Dataset items >>
______________________________

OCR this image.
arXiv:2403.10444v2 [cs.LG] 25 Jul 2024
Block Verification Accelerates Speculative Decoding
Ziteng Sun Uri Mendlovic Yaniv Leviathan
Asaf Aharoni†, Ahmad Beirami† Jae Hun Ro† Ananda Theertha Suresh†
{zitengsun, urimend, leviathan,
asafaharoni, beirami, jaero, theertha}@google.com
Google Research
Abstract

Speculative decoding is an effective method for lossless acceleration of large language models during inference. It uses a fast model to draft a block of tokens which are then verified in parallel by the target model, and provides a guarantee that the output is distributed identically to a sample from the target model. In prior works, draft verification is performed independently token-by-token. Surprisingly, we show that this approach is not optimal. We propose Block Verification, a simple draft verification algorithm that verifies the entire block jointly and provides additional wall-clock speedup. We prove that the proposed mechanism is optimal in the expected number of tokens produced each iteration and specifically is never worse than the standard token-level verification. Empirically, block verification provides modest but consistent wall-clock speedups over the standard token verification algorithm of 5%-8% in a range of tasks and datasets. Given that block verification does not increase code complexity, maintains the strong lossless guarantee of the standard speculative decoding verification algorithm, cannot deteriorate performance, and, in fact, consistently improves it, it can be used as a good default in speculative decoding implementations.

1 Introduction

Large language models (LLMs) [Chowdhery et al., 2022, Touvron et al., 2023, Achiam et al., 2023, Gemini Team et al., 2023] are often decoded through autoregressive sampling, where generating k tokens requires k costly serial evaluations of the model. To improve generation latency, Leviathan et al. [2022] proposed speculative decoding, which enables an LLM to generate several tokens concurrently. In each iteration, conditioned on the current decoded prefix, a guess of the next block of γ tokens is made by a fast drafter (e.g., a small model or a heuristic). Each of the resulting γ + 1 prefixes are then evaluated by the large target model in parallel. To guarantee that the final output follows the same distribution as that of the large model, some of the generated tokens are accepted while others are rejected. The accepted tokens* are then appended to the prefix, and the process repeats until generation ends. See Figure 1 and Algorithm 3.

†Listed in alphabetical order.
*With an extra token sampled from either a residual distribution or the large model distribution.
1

______________________________

GOAL >>
Working from the material above, retype it in its entirety without change.

PROBLEM SOLUTION >>
OCR this image.
arXiv:2403.10444v2 [cs.LG] 25 Jul 2024
Block Verification Accelerates Speculative Decoding
Ziteng Sun Uri Mendlovic Yaniv Leviathan
Asaf Aharoni†, Ahmad Beirami† Jae Hun Ro† Ananda Theertha Suresh†
{zitengsun, urimend, leviathan,
asafaharoni, beirami, jaero, theertha}@google.com
Google Research
Abstract

Speculative decoding is an effective method for lossless acceleration of large language models during inference. It uses a fast model to draft a block of tokens which are then verified in parallel by the target model, and provides a guarantee that the output is distributed identically to a sample from the target model. In prior works, draft verification is performed independently token-by-token. Surprisingly, we show that this approach is not optimal. We propose Block Verification, a simple draft verification algorithm that verifies the entire block jointly and provides additional wall-clock speedup. We prove that the proposed mechanism is optimal in the expected number of tokens produced each iteration and specifically is never worse than the standard token-level verification. Empirically, block verification provides modest but consistent wall-clock speedups over the standard token verification algorithm of 5%-8% in a range of tasks and datasets. Given that block verification does not increase code complexity, maintains the strong lossless guarantee of the standard speculative decoding verification algorithm, cannot deteriorate performance, and, in fact, consistently improves it, it can be used as a good default in speculative decoding implementations.

1 Introduction

Large language models (LLMs) [Chowdhery et al., 2022, Touvron et al., 2023, Achiam et al., 2023, Gemini Team et al., 2023] are often decoded through autoregressive sampling, where generating k tokens requires k costly serial evaluations of the model. To improve generation latency, Leviathan et al. [2022] proposed speculative decoding, which enables an LLM to generate several tokens concurrently. In each iteration, conditioned on the current decoded prefix, a guess of the next block of γ tokens is made by a fast drafter (e.g., a small model or a heuristic). Each of the resulting γ + 1 prefixes are then evaluated by the large target model in parallel. To guarantee that the final output follows the same distribution as that of the large model, some of the generated tokens are accepted while others are rejected. The accepted tokens* are then appended to the prefix, and the process repeats until generation ends. See Figure 1 and Algorithm 3.

†Listed in alphabetical order.
*With an extra token sampled from either a residual distribution or the large model distribution.
1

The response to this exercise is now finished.